#### WHAT YOU NEED TO DO:
Go through the entries below and collect each line with the string "不死者の王" in it.

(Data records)
'''

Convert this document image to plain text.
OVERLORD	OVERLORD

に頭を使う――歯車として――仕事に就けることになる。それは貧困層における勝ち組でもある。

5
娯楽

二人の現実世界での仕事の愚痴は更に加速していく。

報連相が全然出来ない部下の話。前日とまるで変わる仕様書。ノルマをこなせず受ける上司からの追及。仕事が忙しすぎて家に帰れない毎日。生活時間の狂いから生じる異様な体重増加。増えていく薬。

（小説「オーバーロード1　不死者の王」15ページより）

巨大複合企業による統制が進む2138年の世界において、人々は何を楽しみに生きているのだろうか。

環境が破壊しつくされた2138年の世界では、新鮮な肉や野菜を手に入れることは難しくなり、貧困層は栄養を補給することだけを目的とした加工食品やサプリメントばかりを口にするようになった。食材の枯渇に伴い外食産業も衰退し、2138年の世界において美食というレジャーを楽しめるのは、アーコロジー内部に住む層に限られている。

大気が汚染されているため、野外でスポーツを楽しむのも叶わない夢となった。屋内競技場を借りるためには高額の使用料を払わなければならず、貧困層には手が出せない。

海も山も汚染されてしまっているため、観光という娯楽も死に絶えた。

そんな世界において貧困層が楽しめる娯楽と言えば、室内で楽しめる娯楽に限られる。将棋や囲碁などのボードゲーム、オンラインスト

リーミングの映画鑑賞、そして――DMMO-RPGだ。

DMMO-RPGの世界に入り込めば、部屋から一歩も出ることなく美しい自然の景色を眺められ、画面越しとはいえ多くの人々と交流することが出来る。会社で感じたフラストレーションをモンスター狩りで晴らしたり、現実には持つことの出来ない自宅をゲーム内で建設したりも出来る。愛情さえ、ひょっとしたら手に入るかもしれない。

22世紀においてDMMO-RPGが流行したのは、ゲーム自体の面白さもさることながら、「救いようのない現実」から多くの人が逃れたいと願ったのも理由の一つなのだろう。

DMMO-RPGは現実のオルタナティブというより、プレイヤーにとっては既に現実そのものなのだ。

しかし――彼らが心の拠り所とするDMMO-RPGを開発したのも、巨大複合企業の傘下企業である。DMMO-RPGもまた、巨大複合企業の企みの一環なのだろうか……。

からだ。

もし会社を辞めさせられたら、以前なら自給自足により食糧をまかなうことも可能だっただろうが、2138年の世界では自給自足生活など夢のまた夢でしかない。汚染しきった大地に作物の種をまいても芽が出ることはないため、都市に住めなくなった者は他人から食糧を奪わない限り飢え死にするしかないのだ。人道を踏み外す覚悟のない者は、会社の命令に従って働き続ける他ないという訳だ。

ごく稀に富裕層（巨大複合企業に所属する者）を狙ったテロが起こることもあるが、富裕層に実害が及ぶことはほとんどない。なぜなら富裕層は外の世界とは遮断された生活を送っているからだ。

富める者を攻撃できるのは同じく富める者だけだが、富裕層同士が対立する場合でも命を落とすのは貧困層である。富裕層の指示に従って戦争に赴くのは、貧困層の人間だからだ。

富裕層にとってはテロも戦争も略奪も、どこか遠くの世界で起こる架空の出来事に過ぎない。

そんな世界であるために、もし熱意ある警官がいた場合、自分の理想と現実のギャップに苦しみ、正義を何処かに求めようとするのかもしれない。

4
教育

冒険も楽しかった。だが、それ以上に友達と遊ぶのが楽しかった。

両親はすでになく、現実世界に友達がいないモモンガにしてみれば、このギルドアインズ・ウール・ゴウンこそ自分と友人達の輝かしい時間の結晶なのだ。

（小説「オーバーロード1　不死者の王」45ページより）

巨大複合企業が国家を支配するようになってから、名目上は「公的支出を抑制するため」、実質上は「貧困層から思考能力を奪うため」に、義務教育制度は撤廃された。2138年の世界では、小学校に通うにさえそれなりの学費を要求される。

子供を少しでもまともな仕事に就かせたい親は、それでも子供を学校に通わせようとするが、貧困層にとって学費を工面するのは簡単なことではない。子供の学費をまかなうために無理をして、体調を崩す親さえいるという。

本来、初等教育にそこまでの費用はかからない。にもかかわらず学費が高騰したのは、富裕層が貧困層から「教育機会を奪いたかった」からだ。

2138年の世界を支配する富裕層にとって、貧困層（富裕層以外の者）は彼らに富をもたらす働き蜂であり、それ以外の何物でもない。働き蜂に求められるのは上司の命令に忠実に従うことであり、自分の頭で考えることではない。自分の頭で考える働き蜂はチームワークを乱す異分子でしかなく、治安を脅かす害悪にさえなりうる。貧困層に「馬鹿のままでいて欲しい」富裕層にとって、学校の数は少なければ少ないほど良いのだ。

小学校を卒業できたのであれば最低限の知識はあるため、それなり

'''

#### TASK RESPONSE:
（小説「オーバーロード1　不死者の王」15ページより）
（小説「オーバーロード1　不死者の王」45ページより）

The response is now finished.